Short problem:
Omit all pictures and give the records below again exactly as written.

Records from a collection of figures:
= = = = =

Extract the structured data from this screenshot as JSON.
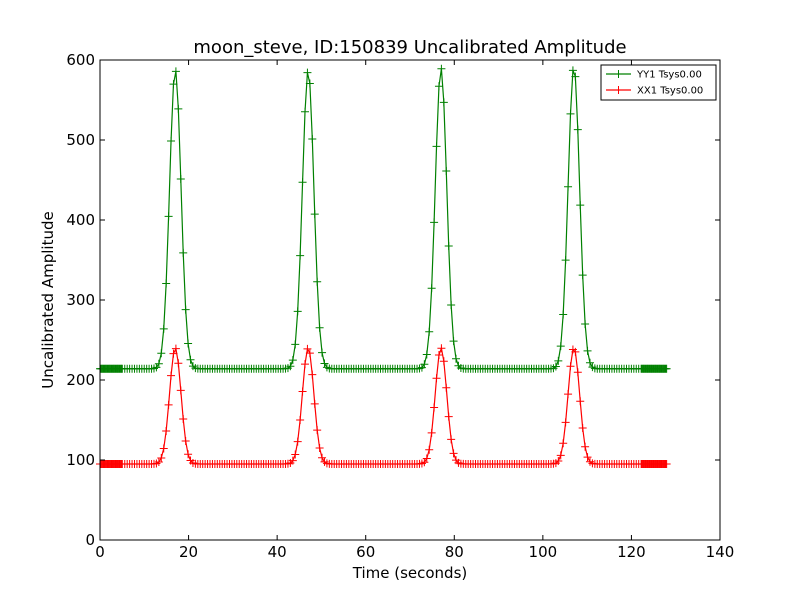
{
  "chart_data": {
    "type": "line",
    "title": "moon_steve, ID:150839 Uncalibrated Amplitude",
    "xlabel": "Time (seconds)",
    "ylabel": "Uncalibrated Amplitude",
    "xlim": [
      0,
      140
    ],
    "ylim": [
      0,
      600
    ],
    "xticks": [
      0,
      20,
      40,
      60,
      80,
      100,
      120,
      140
    ],
    "yticks": [
      0,
      100,
      200,
      300,
      400,
      500,
      600
    ],
    "grid": false,
    "legend_position": "top-right",
    "marker": "+",
    "series": [
      {
        "name": "YY1 Tsys0.00",
        "color": "#008000",
        "baseline": 214,
        "peaks": [
          {
            "center": 17,
            "height": 588
          },
          {
            "center": 47,
            "height": 587
          },
          {
            "center": 77,
            "height": 590
          },
          {
            "center": 107,
            "height": 592
          }
        ],
        "peak_width_sigma": 1.3,
        "x_start": 0,
        "x_end": 128
      },
      {
        "name": "XX1 Tsys0.00",
        "color": "#ff0000",
        "baseline": 95,
        "peaks": [
          {
            "center": 17,
            "height": 240
          },
          {
            "center": 47,
            "height": 240
          },
          {
            "center": 77,
            "height": 240
          },
          {
            "center": 107,
            "height": 240
          }
        ],
        "peak_width_sigma": 1.3,
        "x_start": 0,
        "x_end": 128
      }
    ]
  }
}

= = = = =

Task result:
Extract the structured data from this screenshot as JSON.
{
  "chart_data": {
    "type": "line",
    "title": "moon_steve, ID:150839 Uncalibrated Amplitude",
    "xlabel": "Time (seconds)",
    "ylabel": "Uncalibrated Amplitude",
    "xlim": [
      0,
      140
    ],
    "ylim": [
      0,
      600
    ],
    "xticks": [
      0,
      20,
      40,
      60,
      80,
      100,
      120,
      140
    ],
    "yticks": [
      0,
      100,
      200,
      300,
      400,
      500,
      600
    ],
    "grid": false,
    "legend_position": "top-right",
    "marker": "+",
    "series": [
      {
        "name": "YY1 Tsys0.00",
        "color": "#008000",
        "baseline": 214,
        "peaks": [
          {
            "center": 17,
            "height": 588
          },
          {
            "center": 47,
            "height": 587
          },
          {
            "center": 77,
            "height": 590
          },
          {
            "center": 107,
            "height": 592
          }
        ],
        "peak_width_sigma": 1.3,
        "x_start": 0,
        "x_end": 128
      },
      {
        "name": "XX1 Tsys0.00",
        "color": "#ff0000",
        "baseline": 95,
        "peaks": [
          {
            "center": 17,
            "height": 240
          },
          {
            "center": 47,
            "height": 240
          },
          {
            "center": 77,
            "height": 240
          },
          {
            "center": 107,
            "height": 240
          }
        ],
        "peak_width_sigma": 1.3,
        "x_start": 0,
        "x_end": 128
      }
    ]
  }
}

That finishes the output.